Start Entries

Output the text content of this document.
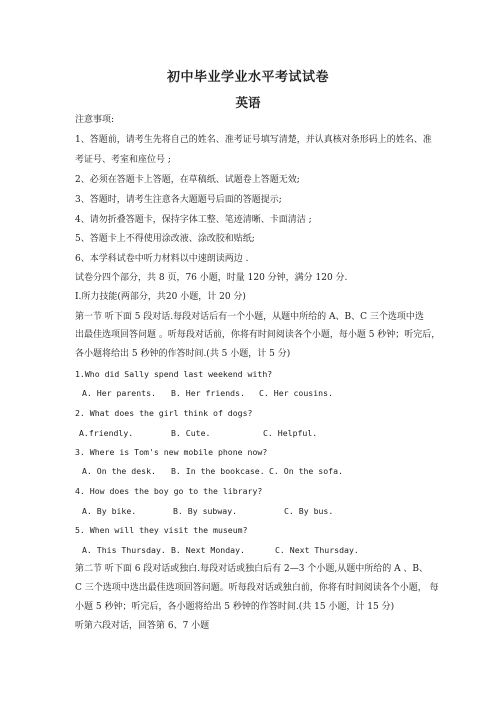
初中毕业学业水平考试试卷
英语
注意事项:
1、答题前，请考生先将自己的姓名、准考证号填写清楚，并认真核对条形码上的姓名、准
考证号、考室和座位号 ;
2、必须在答题卡上答题，在草稿纸、试题卷上答题无效;
3、答题时，请考生注意各大题题号后面的答题提示;
4、请勿折叠答题卡，保持字体工整、笔迹清晰、卡面清洁 ;
5、答题卡上不得使用涂改液、涂改胶和贴纸;
6、本学科试卷中听力材料以中速朗读两边 .
试卷分四个部分，共 8 页，76 小题，时量 120 分钟，满分 120 分.
Ⅰ.所力技能(两部分，共20 小题，计 20 分)
第一节 听下面 5 段对话.每段对话后有一个小题，从题中所给的 A、B、C 三个选项中选
出最佳选项回答问题 。听每段对话前，你将有时间阅读各个小题，每小题 5 秒钟；听完后，
各小题将给出 5 秒钟的作答时间.(共 5 小题，计 5 分)
1.Who did Sally spend last weekend with?
A. Her parents. B. Her friends. C. Her cousins.
2. What does the girl think of dogs?
A.friendly.	B. Cute.	C. Helpful.
3. Where is Tom's new mobile phone now?
A. On the desk. B. In the bookcase. C. On the sofa.
4. How does the boy go to the library?
A. By bike.	B. By subway.	C. By bus.
5. When will they visit the museum?
A. This Thursday. B. Next Monday.	C. Next Thursday.
第二节 听下面 6 段对话或独白.每段对话或独白后有 2—3 个小题,从题中所给的 A 、B、
C 三个选项中选出最佳选项回答问题。听每段对话或独白前，你将有时间阅读各个小题， 每
小题 5 秒钟；听完后，各小题将给出 5 秒钟的作答时间.(共 15 小题，计 15 分)
听第六段对话，回答第 6、7 小题
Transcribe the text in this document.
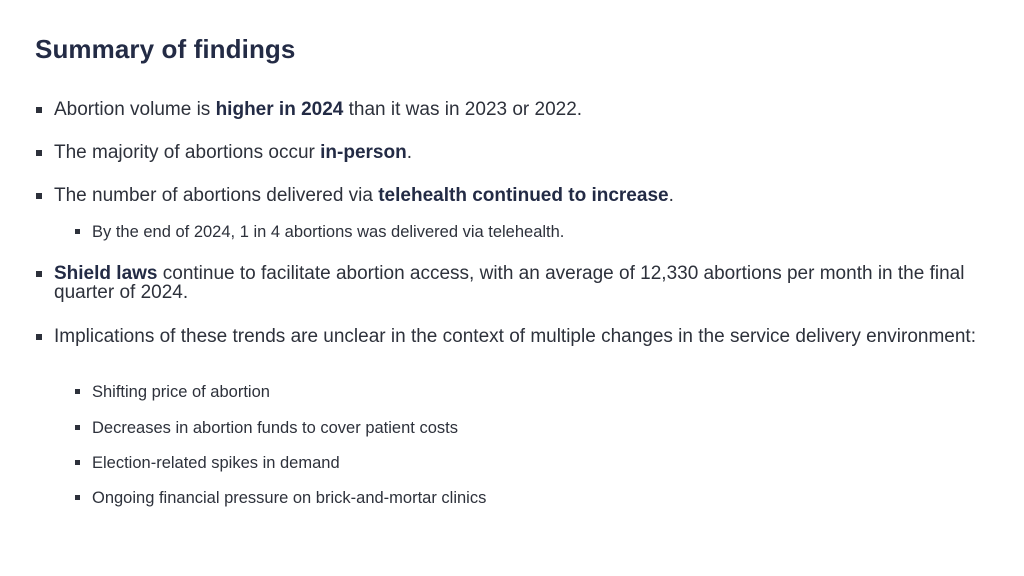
Summary of findings
Abortion volume is higher in 2024 than it was in 2023 or 2022.
The majority of abortions occur in-person.
The number of abortions delivered via telehealth continued to increase.
By the end of 2024, 1 in 4 abortions was delivered via telehealth.
Shield laws continue to facilitate abortion access, with an average of 12,330 abortions per month in the final quarter of 2024.
Implications of these trends are unclear in the context of multiple changes in the service delivery environment:
Shifting price of abortion
Decreases in abortion funds to cover patient costs
Election-related spikes in demand
Ongoing financial pressure on brick-and-mortar clinics
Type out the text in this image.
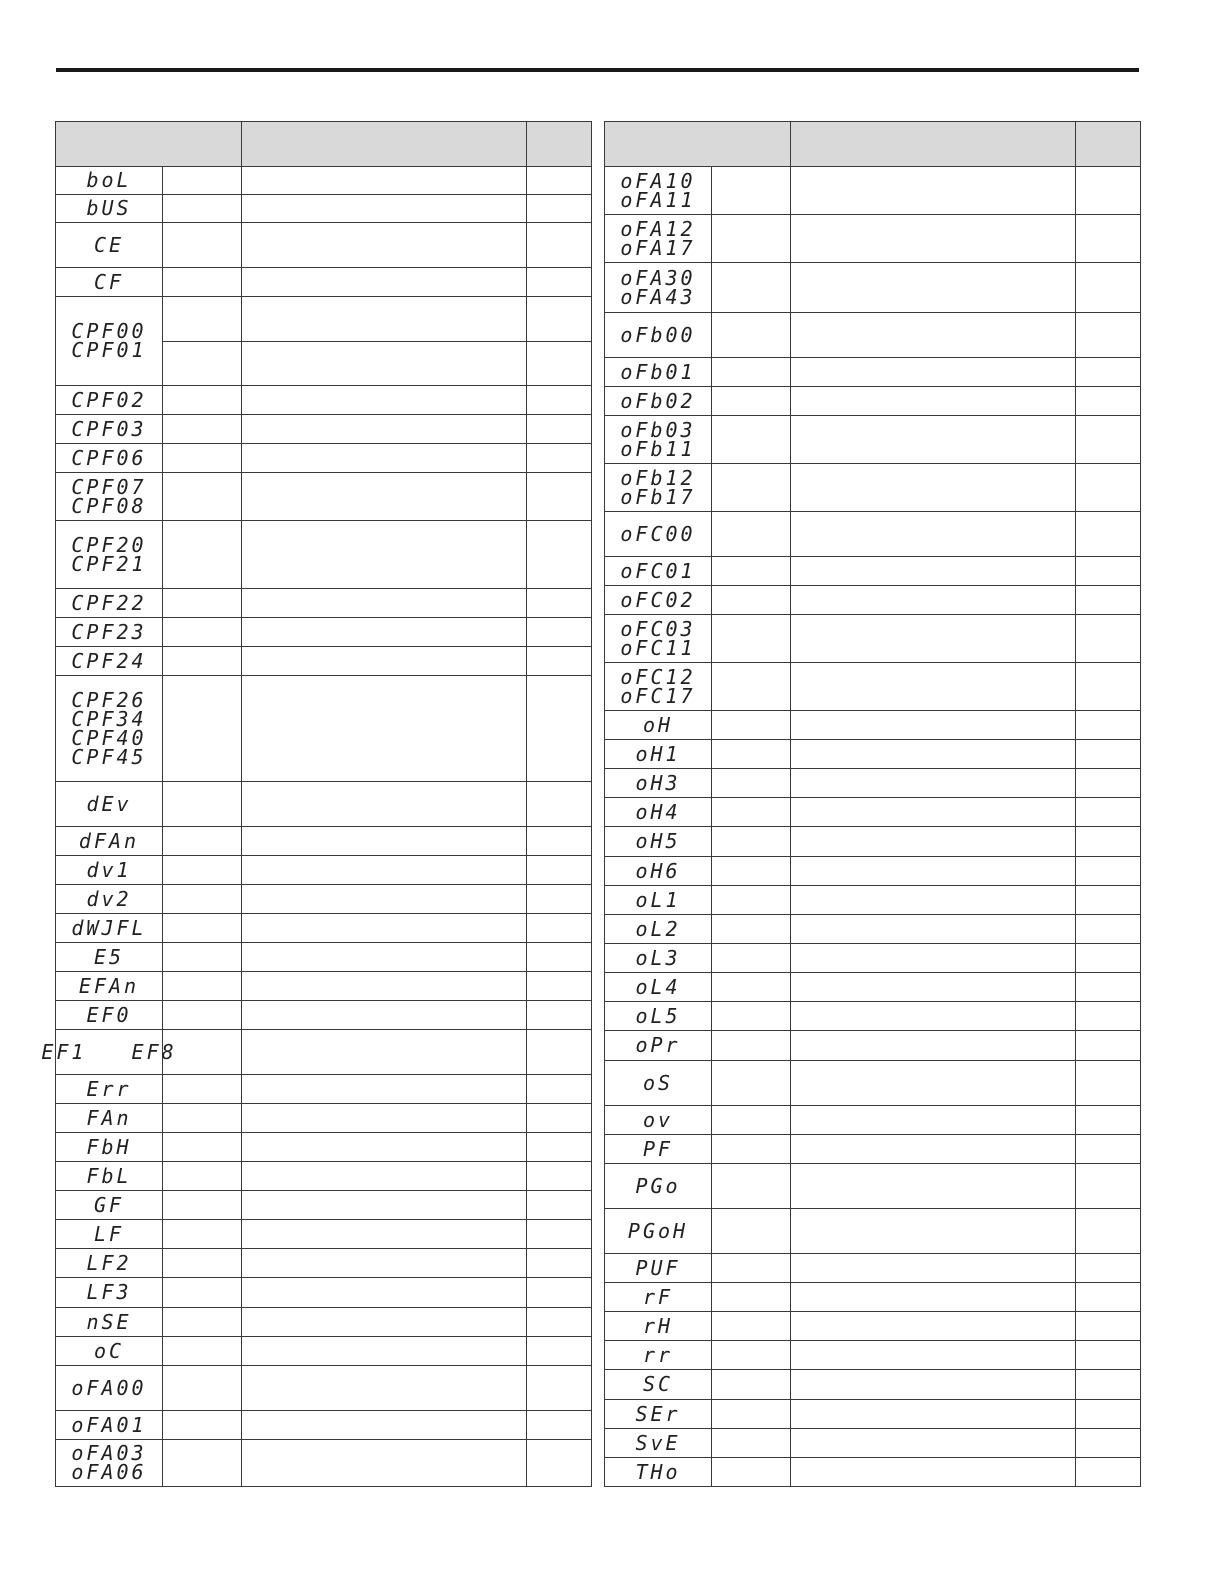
boL
bUS
CE
CF
CPF00
CPF01
CPF02
CPF03
CPF06
CPF07
CPF08
CPF20
CPF21
CPF22
CPF23
CPF24
CPF26
CPF34
CPF40
CPF45
dEv
dFAn
dv1
dv2
dWJFL
E5
EFAn
EF0
EF1   EF8
Err
FAn
FbH
FbL
GF
LF
LF2
LF3
nSE
oC
oFA00
oFA01
oFA03
oFA06
oFA10
oFA11
oFA12
oFA17
oFA30
oFA43
oFb00
oFb01
oFb02
oFb03
oFb11
oFb12
oFb17
oFC00
oFC01
oFC02
oFC03
oFC11
oFC12
oFC17
oH
oH1
oH3
oH4
oH5
oH6
oL1
oL2
oL3
oL4
oL5
oPr
oS
ov
PF
PGo
PGoH
PUF
rF
rH
rr
SC
SEr
SvE
THo
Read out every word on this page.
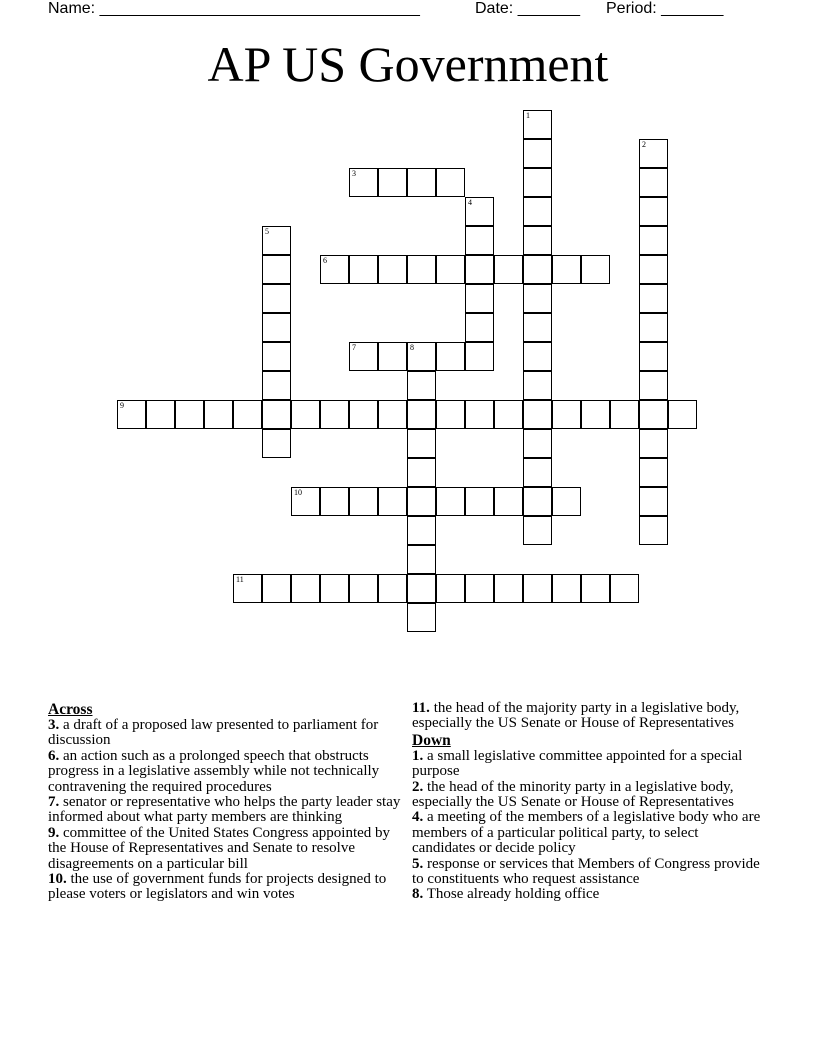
Name: ____________________________________	Date: _______ Period: _______
AP US Government
1
2
3
4
5
6
7	8
9
10
11
Across

3. a draft of a proposed law presented to parliament for discussion

6. an action such as a prolonged speech that obstructs progress in a legislative assembly while not technically contravening the required procedures

7. senator or representative who helps the party leader stay informed about what party members are thinking

9. committee of the United States Congress appointed by the House of Representatives and Senate to resolve disagreements on a particular bill

10. the use of government funds for projects designed to please voters or legislators and win votes

11. the head of the majority party in a legislative body, especially the US Senate or House of Representatives

Down

1. a small legislative committee appointed for a special purpose

2. the head of the minority party in a legislative body, especially the US Senate or House of Representatives

4. a meeting of the members of a legislative body who are members of a particular political party, to select candidates or decide policy

5. response or services that Members of Congress provide to constituents who request assistance

8. Those already holding office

End Entries

[Set problem]: Find the lines above that contain the word "各小题将给出" and collect them.

[Written response]:
各小题将给出 5 秒钟的作答时间.(共 5 小题，计 5 分)
小题 5 秒钟；听完后，各小题将给出 5 秒钟的作答时间.(共 15 小题，计 15 分)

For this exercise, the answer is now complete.